— Begin —
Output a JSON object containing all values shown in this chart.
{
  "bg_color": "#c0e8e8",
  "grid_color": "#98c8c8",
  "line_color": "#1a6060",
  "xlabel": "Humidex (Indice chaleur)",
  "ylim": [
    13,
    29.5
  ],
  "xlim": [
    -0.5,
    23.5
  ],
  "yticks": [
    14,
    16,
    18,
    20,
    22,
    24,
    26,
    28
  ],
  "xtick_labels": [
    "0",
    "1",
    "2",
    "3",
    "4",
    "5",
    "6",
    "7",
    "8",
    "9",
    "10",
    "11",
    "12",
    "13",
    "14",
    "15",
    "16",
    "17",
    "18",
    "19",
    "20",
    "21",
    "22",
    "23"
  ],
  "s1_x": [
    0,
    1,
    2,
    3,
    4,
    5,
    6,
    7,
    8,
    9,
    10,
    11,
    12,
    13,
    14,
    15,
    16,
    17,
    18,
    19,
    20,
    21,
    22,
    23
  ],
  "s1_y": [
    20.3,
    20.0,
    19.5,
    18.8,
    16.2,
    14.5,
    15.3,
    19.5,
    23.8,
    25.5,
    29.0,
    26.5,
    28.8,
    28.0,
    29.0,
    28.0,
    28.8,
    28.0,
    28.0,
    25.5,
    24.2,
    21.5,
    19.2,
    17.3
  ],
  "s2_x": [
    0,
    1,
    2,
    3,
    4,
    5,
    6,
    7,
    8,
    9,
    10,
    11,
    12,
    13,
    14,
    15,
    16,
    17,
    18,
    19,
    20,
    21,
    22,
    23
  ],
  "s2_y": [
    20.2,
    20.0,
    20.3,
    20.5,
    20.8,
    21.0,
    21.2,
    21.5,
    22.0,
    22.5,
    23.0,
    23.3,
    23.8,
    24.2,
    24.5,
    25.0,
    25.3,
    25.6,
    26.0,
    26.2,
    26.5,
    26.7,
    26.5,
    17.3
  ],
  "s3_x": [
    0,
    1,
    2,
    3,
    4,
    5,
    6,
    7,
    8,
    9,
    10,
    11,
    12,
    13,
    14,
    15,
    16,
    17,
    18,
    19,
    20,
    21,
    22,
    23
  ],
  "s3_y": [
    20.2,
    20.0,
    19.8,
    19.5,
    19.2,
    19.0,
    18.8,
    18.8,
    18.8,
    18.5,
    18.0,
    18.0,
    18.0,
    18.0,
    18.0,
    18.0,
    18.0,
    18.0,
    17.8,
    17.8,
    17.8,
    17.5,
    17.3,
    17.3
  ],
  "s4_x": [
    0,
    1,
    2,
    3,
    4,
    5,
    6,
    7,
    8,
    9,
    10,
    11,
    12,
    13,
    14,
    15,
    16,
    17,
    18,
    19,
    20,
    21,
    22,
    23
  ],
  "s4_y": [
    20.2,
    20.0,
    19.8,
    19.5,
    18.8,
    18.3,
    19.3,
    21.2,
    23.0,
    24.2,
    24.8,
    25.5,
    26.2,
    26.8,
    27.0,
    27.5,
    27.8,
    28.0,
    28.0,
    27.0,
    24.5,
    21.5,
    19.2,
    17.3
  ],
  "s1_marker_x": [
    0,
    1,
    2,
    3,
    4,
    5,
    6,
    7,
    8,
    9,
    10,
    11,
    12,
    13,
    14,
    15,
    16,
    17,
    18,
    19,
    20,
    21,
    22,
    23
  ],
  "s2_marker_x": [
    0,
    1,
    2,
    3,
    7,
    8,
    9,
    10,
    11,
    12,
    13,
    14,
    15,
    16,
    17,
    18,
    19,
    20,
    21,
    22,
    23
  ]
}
— End —
Repeat every record exactly as written, please.

Output a JSON object containing all values shown in this chart.
{
  "bg_color": "#c0e8e8",
  "grid_color": "#98c8c8",
  "line_color": "#1a6060",
  "xlabel": "Humidex (Indice chaleur)",
  "ylim": [
    13,
    29.5
  ],
  "xlim": [
    -0.5,
    23.5
  ],
  "yticks": [
    14,
    16,
    18,
    20,
    22,
    24,
    26,
    28
  ],
  "xtick_labels": [
    "0",
    "1",
    "2",
    "3",
    "4",
    "5",
    "6",
    "7",
    "8",
    "9",
    "10",
    "11",
    "12",
    "13",
    "14",
    "15",
    "16",
    "17",
    "18",
    "19",
    "20",
    "21",
    "22",
    "23"
  ],
  "s1_x": [
    0,
    1,
    2,
    3,
    4,
    5,
    6,
    7,
    8,
    9,
    10,
    11,
    12,
    13,
    14,
    15,
    16,
    17,
    18,
    19,
    20,
    21,
    22,
    23
  ],
  "s1_y": [
    20.3,
    20.0,
    19.5,
    18.8,
    16.2,
    14.5,
    15.3,
    19.5,
    23.8,
    25.5,
    29.0,
    26.5,
    28.8,
    28.0,
    29.0,
    28.0,
    28.8,
    28.0,
    28.0,
    25.5,
    24.2,
    21.5,
    19.2,
    17.3
  ],
  "s2_x": [
    0,
    1,
    2,
    3,
    4,
    5,
    6,
    7,
    8,
    9,
    10,
    11,
    12,
    13,
    14,
    15,
    16,
    17,
    18,
    19,
    20,
    21,
    22,
    23
  ],
  "s2_y": [
    20.2,
    20.0,
    20.3,
    20.5,
    20.8,
    21.0,
    21.2,
    21.5,
    22.0,
    22.5,
    23.0,
    23.3,
    23.8,
    24.2,
    24.5,
    25.0,
    25.3,
    25.6,
    26.0,
    26.2,
    26.5,
    26.7,
    26.5,
    17.3
  ],
  "s3_x": [
    0,
    1,
    2,
    3,
    4,
    5,
    6,
    7,
    8,
    9,
    10,
    11,
    12,
    13,
    14,
    15,
    16,
    17,
    18,
    19,
    20,
    21,
    22,
    23
  ],
  "s3_y": [
    20.2,
    20.0,
    19.8,
    19.5,
    19.2,
    19.0,
    18.8,
    18.8,
    18.8,
    18.5,
    18.0,
    18.0,
    18.0,
    18.0,
    18.0,
    18.0,
    18.0,
    18.0,
    17.8,
    17.8,
    17.8,
    17.5,
    17.3,
    17.3
  ],
  "s4_x": [
    0,
    1,
    2,
    3,
    4,
    5,
    6,
    7,
    8,
    9,
    10,
    11,
    12,
    13,
    14,
    15,
    16,
    17,
    18,
    19,
    20,
    21,
    22,
    23
  ],
  "s4_y": [
    20.2,
    20.0,
    19.8,
    19.5,
    18.8,
    18.3,
    19.3,
    21.2,
    23.0,
    24.2,
    24.8,
    25.5,
    26.2,
    26.8,
    27.0,
    27.5,
    27.8,
    28.0,
    28.0,
    27.0,
    24.5,
    21.5,
    19.2,
    17.3
  ],
  "s1_marker_x": [
    0,
    1,
    2,
    3,
    4,
    5,
    6,
    7,
    8,
    9,
    10,
    11,
    12,
    13,
    14,
    15,
    16,
    17,
    18,
    19,
    20,
    21,
    22,
    23
  ],
  "s2_marker_x": [
    0,
    1,
    2,
    3,
    7,
    8,
    9,
    10,
    11,
    12,
    13,
    14,
    15,
    16,
    17,
    18,
    19,
    20,
    21,
    22,
    23
  ]
}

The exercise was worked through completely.